▶ _EXERCISE AIM_
Tally the lines that contain "JSON" and report the total alone.
_ _ _
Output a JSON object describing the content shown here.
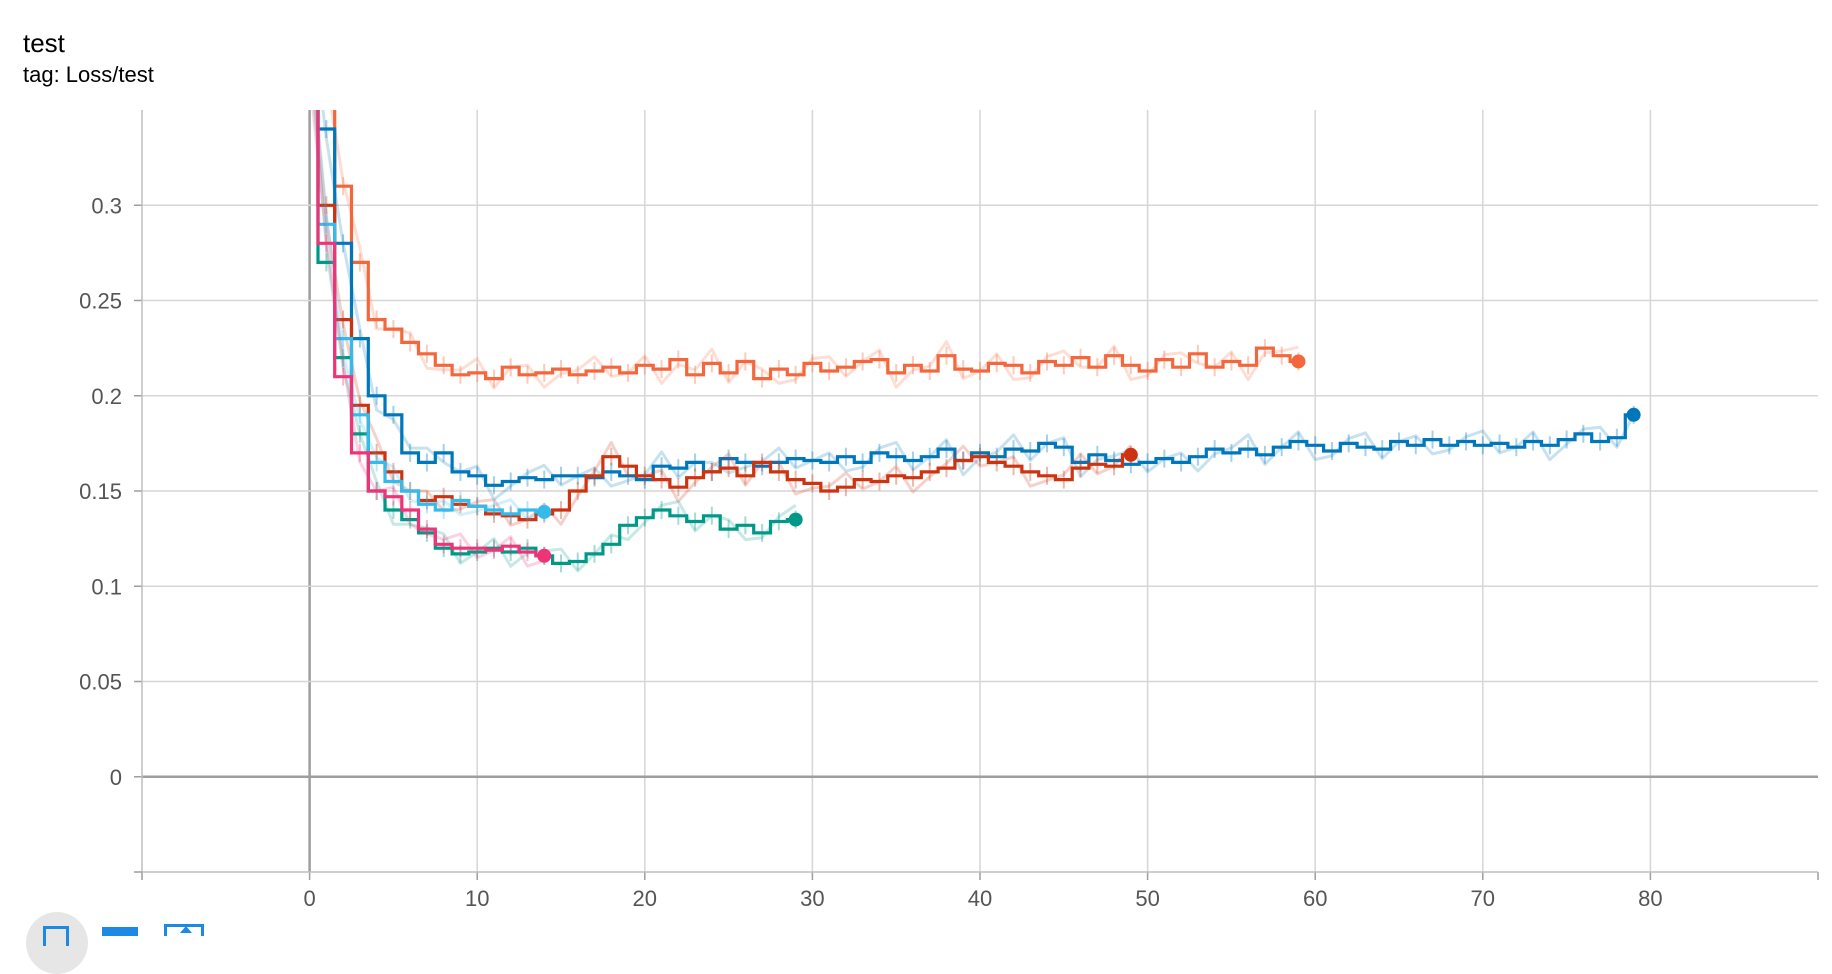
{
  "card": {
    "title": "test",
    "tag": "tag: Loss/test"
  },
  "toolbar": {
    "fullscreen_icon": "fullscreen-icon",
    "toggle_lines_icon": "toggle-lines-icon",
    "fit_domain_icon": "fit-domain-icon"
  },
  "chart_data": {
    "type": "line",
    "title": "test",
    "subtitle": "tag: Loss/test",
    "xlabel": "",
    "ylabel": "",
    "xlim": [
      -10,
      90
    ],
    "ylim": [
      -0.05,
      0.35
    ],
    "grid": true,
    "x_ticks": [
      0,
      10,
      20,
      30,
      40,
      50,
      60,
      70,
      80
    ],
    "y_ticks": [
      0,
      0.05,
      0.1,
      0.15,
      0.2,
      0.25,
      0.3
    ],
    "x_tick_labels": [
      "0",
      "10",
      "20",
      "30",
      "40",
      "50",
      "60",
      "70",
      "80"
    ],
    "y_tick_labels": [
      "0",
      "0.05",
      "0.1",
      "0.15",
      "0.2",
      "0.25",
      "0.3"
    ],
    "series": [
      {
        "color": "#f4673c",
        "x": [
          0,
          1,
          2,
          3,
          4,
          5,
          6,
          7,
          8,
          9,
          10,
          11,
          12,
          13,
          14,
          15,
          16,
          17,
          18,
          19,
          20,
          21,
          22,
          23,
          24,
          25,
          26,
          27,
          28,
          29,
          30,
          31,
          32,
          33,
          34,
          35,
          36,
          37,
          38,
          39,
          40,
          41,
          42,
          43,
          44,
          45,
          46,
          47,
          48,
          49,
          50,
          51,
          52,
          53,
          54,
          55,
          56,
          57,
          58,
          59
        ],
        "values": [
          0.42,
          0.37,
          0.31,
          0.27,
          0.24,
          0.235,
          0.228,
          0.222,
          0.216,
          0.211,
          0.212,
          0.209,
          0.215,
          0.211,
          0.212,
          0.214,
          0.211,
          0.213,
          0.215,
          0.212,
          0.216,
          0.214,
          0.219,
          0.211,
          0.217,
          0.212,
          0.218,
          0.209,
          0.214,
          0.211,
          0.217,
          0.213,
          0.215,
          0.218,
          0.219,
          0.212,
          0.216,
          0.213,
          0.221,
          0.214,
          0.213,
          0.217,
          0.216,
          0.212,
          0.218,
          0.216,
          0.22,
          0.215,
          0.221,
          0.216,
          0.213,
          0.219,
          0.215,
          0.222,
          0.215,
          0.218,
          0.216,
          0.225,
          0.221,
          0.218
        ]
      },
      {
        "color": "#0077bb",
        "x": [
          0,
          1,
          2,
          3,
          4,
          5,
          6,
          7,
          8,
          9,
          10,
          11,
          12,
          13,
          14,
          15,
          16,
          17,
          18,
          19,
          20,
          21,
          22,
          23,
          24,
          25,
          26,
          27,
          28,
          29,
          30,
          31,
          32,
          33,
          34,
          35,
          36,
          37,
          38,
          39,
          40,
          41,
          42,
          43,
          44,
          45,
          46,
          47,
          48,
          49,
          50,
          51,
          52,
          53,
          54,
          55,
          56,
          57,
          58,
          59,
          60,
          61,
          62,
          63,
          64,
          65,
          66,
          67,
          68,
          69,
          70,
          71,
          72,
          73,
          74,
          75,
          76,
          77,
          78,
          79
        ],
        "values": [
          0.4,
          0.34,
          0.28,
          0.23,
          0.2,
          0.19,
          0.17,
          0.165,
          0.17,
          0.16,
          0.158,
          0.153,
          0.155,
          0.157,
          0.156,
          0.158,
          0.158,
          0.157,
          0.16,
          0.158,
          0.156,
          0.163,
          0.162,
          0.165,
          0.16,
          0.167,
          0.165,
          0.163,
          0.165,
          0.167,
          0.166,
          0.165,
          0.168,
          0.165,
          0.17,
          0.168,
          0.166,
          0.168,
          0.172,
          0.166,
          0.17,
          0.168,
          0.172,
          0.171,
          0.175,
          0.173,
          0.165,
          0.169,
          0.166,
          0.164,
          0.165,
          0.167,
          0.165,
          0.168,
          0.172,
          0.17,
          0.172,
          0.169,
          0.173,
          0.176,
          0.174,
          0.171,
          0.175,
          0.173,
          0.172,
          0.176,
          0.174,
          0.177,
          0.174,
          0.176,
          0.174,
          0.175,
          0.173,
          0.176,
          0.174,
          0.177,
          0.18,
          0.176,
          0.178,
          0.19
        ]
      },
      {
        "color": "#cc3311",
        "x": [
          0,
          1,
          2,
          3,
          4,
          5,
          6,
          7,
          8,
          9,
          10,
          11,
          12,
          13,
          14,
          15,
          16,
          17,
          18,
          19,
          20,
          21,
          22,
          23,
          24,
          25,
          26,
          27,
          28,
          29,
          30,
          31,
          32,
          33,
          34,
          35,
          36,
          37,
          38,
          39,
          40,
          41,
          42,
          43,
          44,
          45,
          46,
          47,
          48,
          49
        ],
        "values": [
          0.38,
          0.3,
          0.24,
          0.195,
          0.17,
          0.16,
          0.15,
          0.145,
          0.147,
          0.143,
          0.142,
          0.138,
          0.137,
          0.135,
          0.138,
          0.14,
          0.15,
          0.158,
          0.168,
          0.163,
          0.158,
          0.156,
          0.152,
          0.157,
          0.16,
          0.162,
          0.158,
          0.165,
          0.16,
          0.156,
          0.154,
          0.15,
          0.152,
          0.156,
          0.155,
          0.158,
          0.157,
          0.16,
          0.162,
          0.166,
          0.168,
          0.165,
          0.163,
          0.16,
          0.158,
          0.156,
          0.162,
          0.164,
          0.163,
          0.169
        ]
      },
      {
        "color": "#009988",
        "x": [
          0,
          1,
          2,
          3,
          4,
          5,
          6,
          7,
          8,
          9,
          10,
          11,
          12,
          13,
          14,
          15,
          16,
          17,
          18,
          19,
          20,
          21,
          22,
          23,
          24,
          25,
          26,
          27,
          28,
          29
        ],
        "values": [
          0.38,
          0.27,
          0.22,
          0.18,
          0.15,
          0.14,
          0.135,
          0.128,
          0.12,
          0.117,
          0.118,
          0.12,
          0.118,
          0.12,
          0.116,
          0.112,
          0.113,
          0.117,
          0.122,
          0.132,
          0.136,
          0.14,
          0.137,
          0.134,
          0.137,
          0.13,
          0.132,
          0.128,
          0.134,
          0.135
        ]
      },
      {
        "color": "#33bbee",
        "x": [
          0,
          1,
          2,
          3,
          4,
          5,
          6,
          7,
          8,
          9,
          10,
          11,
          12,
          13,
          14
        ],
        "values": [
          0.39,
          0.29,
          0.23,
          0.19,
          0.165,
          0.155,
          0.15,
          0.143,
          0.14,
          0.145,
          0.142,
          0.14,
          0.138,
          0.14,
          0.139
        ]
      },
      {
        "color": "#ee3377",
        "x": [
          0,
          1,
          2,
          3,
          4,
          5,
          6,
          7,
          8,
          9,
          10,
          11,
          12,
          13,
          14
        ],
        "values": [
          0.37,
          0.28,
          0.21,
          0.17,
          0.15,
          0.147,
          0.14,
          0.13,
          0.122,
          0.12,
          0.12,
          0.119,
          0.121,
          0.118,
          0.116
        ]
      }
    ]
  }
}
_ _ _
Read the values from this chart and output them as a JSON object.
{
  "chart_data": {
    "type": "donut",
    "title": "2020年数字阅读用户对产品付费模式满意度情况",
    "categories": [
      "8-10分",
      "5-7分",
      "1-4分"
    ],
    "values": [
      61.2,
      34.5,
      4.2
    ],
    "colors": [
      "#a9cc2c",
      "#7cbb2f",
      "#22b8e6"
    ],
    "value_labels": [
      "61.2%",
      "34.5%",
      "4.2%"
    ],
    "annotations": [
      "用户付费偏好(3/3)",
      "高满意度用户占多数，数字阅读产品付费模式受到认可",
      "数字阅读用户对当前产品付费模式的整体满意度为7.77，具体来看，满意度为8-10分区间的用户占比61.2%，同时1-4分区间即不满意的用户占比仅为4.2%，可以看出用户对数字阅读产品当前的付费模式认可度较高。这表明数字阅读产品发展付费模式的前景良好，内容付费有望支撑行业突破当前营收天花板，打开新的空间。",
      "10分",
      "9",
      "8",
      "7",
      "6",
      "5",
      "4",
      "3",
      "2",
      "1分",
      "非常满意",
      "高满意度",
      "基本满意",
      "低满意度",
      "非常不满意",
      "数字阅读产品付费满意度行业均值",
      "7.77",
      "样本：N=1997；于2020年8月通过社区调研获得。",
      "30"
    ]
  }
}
_ _ _
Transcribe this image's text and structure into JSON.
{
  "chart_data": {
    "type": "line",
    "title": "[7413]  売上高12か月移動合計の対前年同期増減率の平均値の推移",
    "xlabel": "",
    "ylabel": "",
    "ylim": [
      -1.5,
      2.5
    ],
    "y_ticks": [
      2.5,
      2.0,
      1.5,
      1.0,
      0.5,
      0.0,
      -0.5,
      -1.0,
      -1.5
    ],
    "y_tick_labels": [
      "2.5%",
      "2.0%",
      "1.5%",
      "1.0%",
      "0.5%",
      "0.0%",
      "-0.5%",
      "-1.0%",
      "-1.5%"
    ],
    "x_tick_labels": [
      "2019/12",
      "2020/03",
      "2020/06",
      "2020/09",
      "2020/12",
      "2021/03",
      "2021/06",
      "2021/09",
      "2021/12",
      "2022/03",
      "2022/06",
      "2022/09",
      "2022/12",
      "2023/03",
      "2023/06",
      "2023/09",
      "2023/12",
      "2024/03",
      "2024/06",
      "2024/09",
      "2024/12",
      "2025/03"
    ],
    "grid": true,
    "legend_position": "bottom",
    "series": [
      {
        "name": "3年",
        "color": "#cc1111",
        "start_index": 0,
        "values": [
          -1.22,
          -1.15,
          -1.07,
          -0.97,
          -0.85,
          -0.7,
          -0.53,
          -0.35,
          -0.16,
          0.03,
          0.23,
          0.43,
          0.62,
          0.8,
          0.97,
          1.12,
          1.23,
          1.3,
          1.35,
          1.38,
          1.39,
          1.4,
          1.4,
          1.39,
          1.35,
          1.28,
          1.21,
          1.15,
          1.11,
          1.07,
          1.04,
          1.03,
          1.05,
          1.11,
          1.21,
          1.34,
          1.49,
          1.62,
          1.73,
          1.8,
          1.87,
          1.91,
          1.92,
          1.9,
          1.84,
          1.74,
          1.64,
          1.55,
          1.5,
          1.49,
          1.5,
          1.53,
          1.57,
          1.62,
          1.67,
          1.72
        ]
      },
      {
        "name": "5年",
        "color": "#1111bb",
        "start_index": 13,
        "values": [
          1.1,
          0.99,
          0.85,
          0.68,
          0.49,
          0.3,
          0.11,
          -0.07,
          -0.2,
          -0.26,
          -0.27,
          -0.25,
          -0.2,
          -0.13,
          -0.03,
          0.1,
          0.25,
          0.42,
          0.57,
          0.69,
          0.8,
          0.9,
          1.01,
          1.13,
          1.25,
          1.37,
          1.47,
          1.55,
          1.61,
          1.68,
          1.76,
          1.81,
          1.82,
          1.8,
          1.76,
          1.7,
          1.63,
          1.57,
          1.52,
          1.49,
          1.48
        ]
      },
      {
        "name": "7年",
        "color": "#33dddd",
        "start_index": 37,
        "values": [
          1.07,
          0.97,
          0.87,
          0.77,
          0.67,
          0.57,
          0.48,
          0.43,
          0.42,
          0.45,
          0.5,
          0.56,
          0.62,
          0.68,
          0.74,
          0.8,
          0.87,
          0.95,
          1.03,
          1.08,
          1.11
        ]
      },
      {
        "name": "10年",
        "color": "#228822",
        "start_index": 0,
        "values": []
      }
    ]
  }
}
_ _ _
▶ _EXPECTED ANSWER_
3